▸ **SOURCE DOCUMENT**:
=== Begin Enclosure ===
Author: Heather Hambright | Category: Final Words... | Cancer Biology | Cancer Biology | July 01, 2016
Your name, program, mentor name.
Heather Hambright, Integrated Multidisciplinary Graduate Program (now called Integrated Biomedical Science Program), Cancer Biology, Rita Ghosh, Ph.D.
When did you realize you were passionate about science?
In elementary school, I had a natural curiosity for “cancer” and science as a whole. This continued throughout my life, and when I was 21, I got my introduction to cancer biology with Dr. Pratap Kumar as a research assistant.
Please tell me about yourself, why did you pick UT Health Science Center, and your program.
My introduction to bench research came at 21, and I fell in love with cancer biology research. I was afforded much freedom and opportunities even as a research assistant, which positioned me favorably as a rookie graduate student.
I choose The University of Texas Health Science Center at San Antonio because of the translational opportunities here, cancer biology program, and strong mentorship I knew I would receive from Dr. Ghosh.
Why are you passionate about your research topic?
I investigate how melanoma cells are different than their normal counterparts, melanocytes, in terms of redox biology and metabolic functions.
I also investigate how the melanoma can be targeted using novel therapeutic agents that are not harmful to normal cells, and the underlying molecular basis for this selectivity. I’m passionate about my research because it has the translational potential to change patient’s lives, through both prevention or intervention.
What do you want the public to know about your research? Why is your topic important?
You can reduce your incidence of melanoma by limiting sun exposure, using sunscreens, and avoiding tanning beds.
Regular skin checkups with a dermatologist can identify melanomas early on and remove them before they spread, so go to the doctor (please)!
=== End Enclosure ===
▸ **SUPPLIED DATA**:
=== Begin Enclosure ===
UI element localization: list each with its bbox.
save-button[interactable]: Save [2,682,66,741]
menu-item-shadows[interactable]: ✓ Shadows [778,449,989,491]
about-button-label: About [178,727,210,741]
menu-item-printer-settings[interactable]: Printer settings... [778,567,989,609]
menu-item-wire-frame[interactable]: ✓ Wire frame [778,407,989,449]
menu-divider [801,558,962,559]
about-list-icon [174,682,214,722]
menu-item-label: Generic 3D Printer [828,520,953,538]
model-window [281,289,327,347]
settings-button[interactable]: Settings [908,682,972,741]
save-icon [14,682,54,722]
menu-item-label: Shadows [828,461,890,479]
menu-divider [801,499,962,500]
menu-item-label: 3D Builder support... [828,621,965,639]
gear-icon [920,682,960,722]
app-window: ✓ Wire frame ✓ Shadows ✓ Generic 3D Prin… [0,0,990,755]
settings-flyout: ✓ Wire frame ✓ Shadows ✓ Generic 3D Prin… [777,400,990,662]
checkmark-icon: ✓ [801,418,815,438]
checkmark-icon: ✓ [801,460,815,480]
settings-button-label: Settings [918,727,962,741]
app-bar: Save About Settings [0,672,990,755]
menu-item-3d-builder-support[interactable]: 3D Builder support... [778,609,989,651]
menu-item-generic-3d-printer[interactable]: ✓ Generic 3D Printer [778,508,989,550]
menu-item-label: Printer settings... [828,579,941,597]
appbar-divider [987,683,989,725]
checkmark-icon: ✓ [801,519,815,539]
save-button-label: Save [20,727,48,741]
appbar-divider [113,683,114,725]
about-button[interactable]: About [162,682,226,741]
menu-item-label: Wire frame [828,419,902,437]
=== End Enclosure ===
▸ **EXERCISE REQUIREMENTS**:
[a] According to the interview above, why did Heather Hambright choose The University of Texas Health Science Center at San Antonio? Answer in one to three sentences.
[b] Write the next part of the interview with Heather Hambright, starting after its last sentence.

▸ **ANSWERS PER TASK**:
[a] She chose it for its translational opportunities and its cancer biology program. She also knew she would receive strong mentorship there from Dr. Ghosh.

[b]
Although melanoma can sometimes not be prevented or detected early, I study ways we can potentially intervene to treat patients at a later stage.
What was your best memory during graduate school or what did you learn?
My best memories are those filled with times I have received overwhelming and unwavering support as I navigated tough times as a student - from my husband, my kids, my parents, my mentor, faculty, and friends.
As students, our success is largely contingent on the team of people supporting us, so nothing would be possible without that team.
Attitude changes everything. Its easy to get depressed at any point in graduate school, but seeing challenges as “opportunities for growth” changed my outlook immensely. It’s not easy, but you will surprise yourself with how much you learn. (Also great for translating this beyond graduate school- life is tough. How you respond will largely determine your success).
What do you like to do outside of graduate school?
Taking my kids to the park or swimming, spending time with family, mountain biking, gardening, grilling, shopping.
Mentored training as an academic postdoctoral fellow, en route to becoming an independent cancer biologist.